— start Supplied entries —

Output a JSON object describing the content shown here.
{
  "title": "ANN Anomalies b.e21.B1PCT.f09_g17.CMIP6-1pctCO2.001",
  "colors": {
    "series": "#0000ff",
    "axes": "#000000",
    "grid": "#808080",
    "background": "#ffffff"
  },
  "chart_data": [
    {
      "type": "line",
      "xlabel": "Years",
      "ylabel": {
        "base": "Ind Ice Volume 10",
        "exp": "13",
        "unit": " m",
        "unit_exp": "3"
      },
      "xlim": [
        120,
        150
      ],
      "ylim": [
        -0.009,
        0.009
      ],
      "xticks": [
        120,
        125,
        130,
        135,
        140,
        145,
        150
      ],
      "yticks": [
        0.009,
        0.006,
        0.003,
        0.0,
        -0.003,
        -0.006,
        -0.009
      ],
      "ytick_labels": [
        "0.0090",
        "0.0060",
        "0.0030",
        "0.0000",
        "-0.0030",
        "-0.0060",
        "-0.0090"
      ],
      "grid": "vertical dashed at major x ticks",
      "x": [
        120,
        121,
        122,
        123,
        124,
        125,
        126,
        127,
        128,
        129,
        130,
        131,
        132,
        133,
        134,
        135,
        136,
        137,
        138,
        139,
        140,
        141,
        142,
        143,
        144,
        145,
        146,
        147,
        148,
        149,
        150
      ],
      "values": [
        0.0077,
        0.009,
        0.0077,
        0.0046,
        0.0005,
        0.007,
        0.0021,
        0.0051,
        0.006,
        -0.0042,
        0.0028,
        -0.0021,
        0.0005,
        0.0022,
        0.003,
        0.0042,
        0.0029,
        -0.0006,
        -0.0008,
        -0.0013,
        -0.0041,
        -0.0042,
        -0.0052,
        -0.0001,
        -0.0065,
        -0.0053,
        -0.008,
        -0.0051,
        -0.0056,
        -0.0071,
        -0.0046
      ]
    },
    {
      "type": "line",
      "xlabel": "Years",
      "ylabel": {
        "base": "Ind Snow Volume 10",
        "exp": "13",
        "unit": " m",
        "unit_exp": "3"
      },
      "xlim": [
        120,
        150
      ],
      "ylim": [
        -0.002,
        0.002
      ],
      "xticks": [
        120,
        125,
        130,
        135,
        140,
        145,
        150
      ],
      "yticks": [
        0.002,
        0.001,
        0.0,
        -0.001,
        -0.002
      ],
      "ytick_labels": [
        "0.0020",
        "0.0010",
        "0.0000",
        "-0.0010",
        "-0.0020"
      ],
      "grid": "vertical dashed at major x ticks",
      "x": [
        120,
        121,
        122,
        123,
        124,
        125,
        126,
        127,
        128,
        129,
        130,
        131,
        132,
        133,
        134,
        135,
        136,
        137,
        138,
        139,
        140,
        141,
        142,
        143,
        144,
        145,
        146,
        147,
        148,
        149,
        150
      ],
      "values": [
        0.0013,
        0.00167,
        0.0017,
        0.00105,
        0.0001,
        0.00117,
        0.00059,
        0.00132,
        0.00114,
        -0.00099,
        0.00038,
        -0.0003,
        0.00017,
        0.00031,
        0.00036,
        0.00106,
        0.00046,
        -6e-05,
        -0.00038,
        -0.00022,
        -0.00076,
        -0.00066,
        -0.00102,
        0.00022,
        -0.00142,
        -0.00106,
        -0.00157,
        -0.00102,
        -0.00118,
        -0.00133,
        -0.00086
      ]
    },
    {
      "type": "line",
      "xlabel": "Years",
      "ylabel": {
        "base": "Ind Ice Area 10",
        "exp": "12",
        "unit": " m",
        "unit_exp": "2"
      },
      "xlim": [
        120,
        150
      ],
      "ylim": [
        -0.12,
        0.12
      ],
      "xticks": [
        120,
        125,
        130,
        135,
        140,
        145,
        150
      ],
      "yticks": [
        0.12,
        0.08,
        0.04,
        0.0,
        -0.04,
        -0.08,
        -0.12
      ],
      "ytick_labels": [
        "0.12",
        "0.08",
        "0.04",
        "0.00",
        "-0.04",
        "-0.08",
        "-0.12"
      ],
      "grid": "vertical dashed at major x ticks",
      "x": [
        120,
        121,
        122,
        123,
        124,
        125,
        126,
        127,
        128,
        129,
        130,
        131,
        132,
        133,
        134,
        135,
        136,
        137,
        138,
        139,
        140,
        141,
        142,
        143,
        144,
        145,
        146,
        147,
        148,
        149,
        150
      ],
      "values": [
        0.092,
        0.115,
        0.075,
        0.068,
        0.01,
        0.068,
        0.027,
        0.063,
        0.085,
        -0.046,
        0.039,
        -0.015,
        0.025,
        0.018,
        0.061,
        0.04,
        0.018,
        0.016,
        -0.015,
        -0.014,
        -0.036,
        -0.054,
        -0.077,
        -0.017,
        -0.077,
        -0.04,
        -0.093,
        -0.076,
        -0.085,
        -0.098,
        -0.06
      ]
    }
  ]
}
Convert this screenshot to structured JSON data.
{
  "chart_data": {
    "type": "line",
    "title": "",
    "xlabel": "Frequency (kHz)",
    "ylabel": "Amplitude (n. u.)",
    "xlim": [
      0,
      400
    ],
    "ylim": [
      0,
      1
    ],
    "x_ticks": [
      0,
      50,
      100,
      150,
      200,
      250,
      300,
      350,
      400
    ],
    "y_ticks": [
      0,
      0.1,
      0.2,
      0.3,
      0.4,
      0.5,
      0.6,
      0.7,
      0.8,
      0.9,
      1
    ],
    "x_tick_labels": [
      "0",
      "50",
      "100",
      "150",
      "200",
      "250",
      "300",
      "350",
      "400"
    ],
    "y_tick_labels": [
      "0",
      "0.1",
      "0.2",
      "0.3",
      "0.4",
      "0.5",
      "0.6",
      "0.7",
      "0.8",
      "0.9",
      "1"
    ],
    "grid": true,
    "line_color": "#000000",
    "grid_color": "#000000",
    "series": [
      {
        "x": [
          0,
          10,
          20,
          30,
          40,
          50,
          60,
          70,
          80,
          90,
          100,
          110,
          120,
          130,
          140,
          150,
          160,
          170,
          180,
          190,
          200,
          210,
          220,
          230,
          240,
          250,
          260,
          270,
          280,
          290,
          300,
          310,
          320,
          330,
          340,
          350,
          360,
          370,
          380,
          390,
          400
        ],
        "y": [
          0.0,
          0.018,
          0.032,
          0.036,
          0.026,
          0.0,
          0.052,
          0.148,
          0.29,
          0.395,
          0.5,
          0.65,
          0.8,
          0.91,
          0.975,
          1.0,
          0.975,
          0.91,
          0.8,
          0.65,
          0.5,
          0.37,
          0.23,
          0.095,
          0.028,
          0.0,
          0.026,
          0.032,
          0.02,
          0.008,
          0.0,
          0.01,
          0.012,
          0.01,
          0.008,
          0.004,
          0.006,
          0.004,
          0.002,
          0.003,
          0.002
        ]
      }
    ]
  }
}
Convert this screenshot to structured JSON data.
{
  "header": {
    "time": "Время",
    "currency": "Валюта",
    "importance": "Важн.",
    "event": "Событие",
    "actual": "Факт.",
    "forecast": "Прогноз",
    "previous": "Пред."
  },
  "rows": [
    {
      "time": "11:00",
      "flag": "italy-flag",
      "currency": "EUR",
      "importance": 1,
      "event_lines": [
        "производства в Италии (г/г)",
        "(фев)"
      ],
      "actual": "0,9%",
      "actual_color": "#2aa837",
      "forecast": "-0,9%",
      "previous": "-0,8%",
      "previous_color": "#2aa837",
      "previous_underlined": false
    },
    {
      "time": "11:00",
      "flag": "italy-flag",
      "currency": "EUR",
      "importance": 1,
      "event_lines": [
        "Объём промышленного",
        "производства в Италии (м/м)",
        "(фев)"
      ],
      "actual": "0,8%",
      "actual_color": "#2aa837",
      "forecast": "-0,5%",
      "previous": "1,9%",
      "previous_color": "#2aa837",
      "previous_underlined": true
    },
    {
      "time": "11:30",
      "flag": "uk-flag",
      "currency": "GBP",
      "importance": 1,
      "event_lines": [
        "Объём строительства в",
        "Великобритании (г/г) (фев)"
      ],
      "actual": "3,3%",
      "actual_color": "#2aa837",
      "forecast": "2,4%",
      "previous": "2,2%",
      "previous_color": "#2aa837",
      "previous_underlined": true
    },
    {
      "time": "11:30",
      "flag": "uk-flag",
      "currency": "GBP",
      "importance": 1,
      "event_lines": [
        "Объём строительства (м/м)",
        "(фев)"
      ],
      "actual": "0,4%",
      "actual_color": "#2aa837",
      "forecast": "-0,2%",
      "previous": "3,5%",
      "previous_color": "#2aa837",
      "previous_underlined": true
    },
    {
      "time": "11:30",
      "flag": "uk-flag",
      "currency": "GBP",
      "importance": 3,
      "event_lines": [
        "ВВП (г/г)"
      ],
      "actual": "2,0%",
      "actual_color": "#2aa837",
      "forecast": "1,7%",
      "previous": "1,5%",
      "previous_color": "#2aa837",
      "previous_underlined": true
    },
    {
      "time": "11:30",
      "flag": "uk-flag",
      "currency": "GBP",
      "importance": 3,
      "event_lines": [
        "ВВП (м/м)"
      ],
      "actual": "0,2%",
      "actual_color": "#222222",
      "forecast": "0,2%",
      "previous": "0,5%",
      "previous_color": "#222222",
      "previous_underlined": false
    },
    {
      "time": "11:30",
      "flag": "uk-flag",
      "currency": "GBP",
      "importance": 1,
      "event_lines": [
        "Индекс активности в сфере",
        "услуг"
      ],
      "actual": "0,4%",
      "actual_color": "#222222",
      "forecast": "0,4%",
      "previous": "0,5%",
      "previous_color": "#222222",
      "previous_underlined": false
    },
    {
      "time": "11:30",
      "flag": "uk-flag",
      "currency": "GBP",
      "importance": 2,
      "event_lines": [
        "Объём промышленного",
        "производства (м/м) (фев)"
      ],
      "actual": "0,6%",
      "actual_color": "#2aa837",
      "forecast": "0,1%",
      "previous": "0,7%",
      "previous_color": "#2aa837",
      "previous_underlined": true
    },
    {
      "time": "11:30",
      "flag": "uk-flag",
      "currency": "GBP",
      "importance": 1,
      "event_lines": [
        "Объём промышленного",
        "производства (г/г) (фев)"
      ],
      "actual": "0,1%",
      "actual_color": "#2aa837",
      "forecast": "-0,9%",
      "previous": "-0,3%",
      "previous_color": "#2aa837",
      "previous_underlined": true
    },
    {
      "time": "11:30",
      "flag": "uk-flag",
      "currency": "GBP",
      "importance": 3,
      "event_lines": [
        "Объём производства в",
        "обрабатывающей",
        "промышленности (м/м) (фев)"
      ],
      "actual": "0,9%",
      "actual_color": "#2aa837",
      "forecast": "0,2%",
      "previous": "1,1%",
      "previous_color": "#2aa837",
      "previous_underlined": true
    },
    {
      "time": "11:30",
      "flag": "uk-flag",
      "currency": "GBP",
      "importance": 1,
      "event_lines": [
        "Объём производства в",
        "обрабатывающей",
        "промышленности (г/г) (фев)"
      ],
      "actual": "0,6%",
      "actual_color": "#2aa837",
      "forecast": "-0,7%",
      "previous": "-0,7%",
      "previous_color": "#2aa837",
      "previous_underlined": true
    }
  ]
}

— end Supplied entries —

• _What you will do_: Locate the word "промышленности" in the records and collect each line it appears in.

• _Solution below_:
        "промышленности (м/м) (фев)"
        "промышленности (г/г) (фев)"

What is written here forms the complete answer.